= Do this =
Reproduce the listing exactly and skip over any pictures.

Records contained in a dataset:
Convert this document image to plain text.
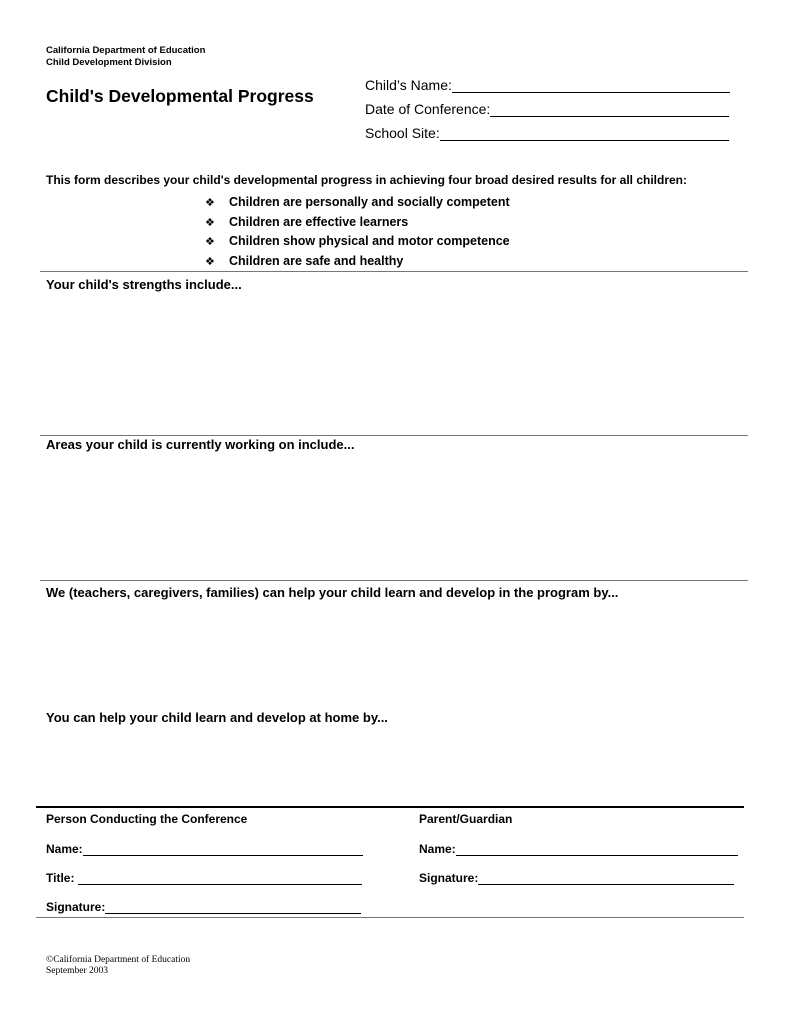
California Department of Education
Child Development Division
Child's Developmental Progress
Child’s Name:
Date of Conference:
School Site:
This form describes your child's developmental progress in achieving four broad desired results for all children:
❖ Children are personally and socially competent
❖ Children are effective learners
❖ Children show physical and motor competence
❖ Children are safe and healthy
Your child's strengths include...
Areas your child is currently working on include...
We (teachers, caregivers, families) can help your child learn and develop in the program by...
You can help your child learn and develop at home by...
Person Conducting the Conference
Name:
Title:
Signature:
Parent/Guardian
Name:
Signature:
©California Department of Education
September 2003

= Expected output =
Convert this document image to plain text.
California Department of Education
Child Development Division
Child's Developmental Progress
Child’s Name:
Date of Conference:
School Site:
This form describes your child's developmental progress in achieving four broad desired results for all children:
❖ Children are personally and socially competent
❖ Children are effective learners
❖ Children show physical and motor competence
❖ Children are safe and healthy
Your child's strengths include...
Areas your child is currently working on include...
We (teachers, caregivers, families) can help your child learn and develop in the program by...
You can help your child learn and develop at home by...
Person Conducting the Conference
Name:
Title:
Signature:
Parent/Guardian
Name:
Signature:
©California Department of Education
September 2003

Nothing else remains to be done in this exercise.